* Information provided *

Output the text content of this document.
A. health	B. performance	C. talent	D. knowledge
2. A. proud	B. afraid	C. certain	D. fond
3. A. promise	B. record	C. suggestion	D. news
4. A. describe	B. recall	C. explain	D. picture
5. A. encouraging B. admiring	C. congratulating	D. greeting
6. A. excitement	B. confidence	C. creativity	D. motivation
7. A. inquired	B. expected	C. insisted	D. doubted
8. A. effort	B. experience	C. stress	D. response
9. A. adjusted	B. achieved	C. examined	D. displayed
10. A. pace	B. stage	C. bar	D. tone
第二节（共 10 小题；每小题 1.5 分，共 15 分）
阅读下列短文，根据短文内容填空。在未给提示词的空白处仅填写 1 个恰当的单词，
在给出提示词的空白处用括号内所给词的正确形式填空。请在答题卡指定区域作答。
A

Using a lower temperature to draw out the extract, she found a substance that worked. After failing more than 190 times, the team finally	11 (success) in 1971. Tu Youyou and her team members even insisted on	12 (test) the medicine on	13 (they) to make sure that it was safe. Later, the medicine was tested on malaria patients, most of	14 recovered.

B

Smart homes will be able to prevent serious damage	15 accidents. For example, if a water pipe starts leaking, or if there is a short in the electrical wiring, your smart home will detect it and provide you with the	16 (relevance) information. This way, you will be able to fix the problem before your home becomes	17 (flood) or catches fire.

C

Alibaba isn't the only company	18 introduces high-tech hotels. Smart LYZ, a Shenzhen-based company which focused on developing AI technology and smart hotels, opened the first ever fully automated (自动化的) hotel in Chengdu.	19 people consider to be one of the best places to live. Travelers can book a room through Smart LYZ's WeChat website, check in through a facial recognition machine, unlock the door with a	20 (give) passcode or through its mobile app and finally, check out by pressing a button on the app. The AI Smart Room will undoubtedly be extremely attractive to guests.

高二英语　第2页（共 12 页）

* Your assignment *
Where does the string "insisted" occur in the listing above? Return every line that contains it.

* Answer for this exercise *
7. A. inquired	B. expected	C. insisted	D. doubted
Using a lower temperature to draw out the extract, she found a substance that worked. After failing more than 190 times, the team finally	11 (success) in 1971. Tu Youyou and her team members even insisted on	12 (test) the medicine on	13 (they) to make sure that it was safe. Later, the medicine was tested on malaria patients, most of	14 recovered.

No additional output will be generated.